-- Required work --
Copy out all the records, word for word.

-- Data for this exercise --
[start]
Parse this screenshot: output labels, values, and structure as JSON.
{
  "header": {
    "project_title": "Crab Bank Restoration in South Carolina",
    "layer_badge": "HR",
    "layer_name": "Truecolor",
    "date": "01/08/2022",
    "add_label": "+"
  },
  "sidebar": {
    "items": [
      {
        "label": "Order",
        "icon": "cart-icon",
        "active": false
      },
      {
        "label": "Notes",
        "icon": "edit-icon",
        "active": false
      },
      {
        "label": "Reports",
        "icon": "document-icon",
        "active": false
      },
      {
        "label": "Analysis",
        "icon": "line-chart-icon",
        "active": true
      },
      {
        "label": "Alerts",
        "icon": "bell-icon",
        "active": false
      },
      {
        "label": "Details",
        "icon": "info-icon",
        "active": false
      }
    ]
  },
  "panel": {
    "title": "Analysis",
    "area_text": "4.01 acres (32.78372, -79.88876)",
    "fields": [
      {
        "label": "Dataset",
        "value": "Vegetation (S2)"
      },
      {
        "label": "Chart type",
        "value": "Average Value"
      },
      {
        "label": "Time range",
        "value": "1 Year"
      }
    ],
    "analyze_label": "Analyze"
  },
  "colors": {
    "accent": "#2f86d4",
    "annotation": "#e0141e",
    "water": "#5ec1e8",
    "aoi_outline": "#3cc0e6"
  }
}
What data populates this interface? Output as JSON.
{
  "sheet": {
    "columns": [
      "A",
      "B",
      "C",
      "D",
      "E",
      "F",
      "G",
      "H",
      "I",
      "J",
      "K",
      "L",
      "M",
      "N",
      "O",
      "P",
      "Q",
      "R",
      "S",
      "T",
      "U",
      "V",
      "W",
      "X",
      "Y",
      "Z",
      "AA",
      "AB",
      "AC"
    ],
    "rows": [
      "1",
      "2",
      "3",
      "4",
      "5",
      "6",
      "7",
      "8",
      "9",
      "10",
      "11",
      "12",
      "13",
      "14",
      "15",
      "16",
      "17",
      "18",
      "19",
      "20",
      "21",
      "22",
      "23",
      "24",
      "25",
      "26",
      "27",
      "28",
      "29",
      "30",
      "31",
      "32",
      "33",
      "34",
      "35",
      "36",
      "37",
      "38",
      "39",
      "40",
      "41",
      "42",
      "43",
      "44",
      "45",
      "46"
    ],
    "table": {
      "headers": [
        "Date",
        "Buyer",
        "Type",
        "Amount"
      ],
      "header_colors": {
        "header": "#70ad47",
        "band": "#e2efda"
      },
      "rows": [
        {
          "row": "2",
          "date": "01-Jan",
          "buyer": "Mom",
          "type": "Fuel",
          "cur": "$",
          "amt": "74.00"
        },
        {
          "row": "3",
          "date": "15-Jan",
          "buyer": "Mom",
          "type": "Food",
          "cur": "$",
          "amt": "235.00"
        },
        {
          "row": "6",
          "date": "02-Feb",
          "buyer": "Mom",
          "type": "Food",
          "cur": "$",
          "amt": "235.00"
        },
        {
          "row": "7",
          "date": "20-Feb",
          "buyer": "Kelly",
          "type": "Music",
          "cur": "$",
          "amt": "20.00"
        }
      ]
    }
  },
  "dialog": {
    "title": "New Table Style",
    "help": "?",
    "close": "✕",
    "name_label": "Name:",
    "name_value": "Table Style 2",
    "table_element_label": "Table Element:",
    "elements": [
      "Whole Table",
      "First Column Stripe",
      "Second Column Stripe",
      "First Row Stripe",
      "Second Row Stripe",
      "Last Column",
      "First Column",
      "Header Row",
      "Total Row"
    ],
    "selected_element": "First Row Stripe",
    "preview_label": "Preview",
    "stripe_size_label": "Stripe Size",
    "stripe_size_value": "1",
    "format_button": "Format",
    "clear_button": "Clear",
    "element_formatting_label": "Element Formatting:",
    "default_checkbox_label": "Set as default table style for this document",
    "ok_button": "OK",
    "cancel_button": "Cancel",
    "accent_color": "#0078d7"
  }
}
[end]
-- Exercise answer --
Parse this screenshot: output labels, values, and structure as JSON.
{
  "header": {
    "project_title": "Crab Bank Restoration in South Carolina",
    "layer_badge": "HR",
    "layer_name": "Truecolor",
    "date": "01/08/2022",
    "add_label": "+"
  },
  "sidebar": {
    "items": [
      {
        "label": "Order",
        "icon": "cart-icon",
        "active": false
      },
      {
        "label": "Notes",
        "icon": "edit-icon",
        "active": false
      },
      {
        "label": "Reports",
        "icon": "document-icon",
        "active": false
      },
      {
        "label": "Analysis",
        "icon": "line-chart-icon",
        "active": true
      },
      {
        "label": "Alerts",
        "icon": "bell-icon",
        "active": false
      },
      {
        "label": "Details",
        "icon": "info-icon",
        "active": false
      }
    ]
  },
  "panel": {
    "title": "Analysis",
    "area_text": "4.01 acres (32.78372, -79.88876)",
    "fields": [
      {
        "label": "Dataset",
        "value": "Vegetation (S2)"
      },
      {
        "label": "Chart type",
        "value": "Average Value"
      },
      {
        "label": "Time range",
        "value": "1 Year"
      }
    ],
    "analyze_label": "Analyze"
  },
  "colors": {
    "accent": "#2f86d4",
    "annotation": "#e0141e",
    "water": "#5ec1e8",
    "aoi_outline": "#3cc0e6"
  }
}
What data populates this interface? Output as JSON.
{
  "sheet": {
    "columns": [
      "A",
      "B",
      "C",
      "D",
      "E",
      "F",
      "G",
      "H",
      "I",
      "J",
      "K",
      "L",
      "M",
      "N",
      "O",
      "P",
      "Q",
      "R",
      "S",
      "T",
      "U",
      "V",
      "W",
      "X",
      "Y",
      "Z",
      "AA",
      "AB",
      "AC"
    ],
    "rows": [
      "1",
      "2",
      "3",
      "4",
      "5",
      "6",
      "7",
      "8",
      "9",
      "10",
      "11",
      "12",
      "13",
      "14",
      "15",
      "16",
      "17",
      "18",
      "19",
      "20",
      "21",
      "22",
      "23",
      "24",
      "25",
      "26",
      "27",
      "28",
      "29",
      "30",
      "31",
      "32",
      "33",
      "34",
      "35",
      "36",
      "37",
      "38",
      "39",
      "40",
      "41",
      "42",
      "43",
      "44",
      "45",
      "46"
    ],
    "table": {
      "headers": [
        "Date",
        "Buyer",
        "Type",
        "Amount"
      ],
      "header_colors": {
        "header": "#70ad47",
        "band": "#e2efda"
      },
      "rows": [
        {
          "row": "2",
          "date": "01-Jan",
          "buyer": "Mom",
          "type": "Fuel",
          "cur": "$",
          "amt": "74.00"
        },
        {
          "row": "3",
          "date": "15-Jan",
          "buyer": "Mom",
          "type": "Food",
          "cur": "$",
          "amt": "235.00"
        },
        {
          "row": "6",
          "date": "02-Feb",
          "buyer": "Mom",
          "type": "Food",
          "cur": "$",
          "amt": "235.00"
        },
        {
          "row": "7",
          "date": "20-Feb",
          "buyer": "Kelly",
          "type": "Music",
          "cur": "$",
          "amt": "20.00"
        }
      ]
    }
  },
  "dialog": {
    "title": "New Table Style",
    "help": "?",
    "close": "✕",
    "name_label": "Name:",
    "name_value": "Table Style 2",
    "table_element_label": "Table Element:",
    "elements": [
      "Whole Table",
      "First Column Stripe",
      "Second Column Stripe",
      "First Row Stripe",
      "Second Row Stripe",
      "Last Column",
      "First Column",
      "Header Row",
      "Total Row"
    ],
    "selected_element": "First Row Stripe",
    "preview_label": "Preview",
    "stripe_size_label": "Stripe Size",
    "stripe_size_value": "1",
    "format_button": "Format",
    "clear_button": "Clear",
    "element_formatting_label": "Element Formatting:",
    "default_checkbox_label": "Set as default table style for this document",
    "ok_button": "OK",
    "cancel_button": "Cancel",
    "accent_color": "#0078d7"
  }
}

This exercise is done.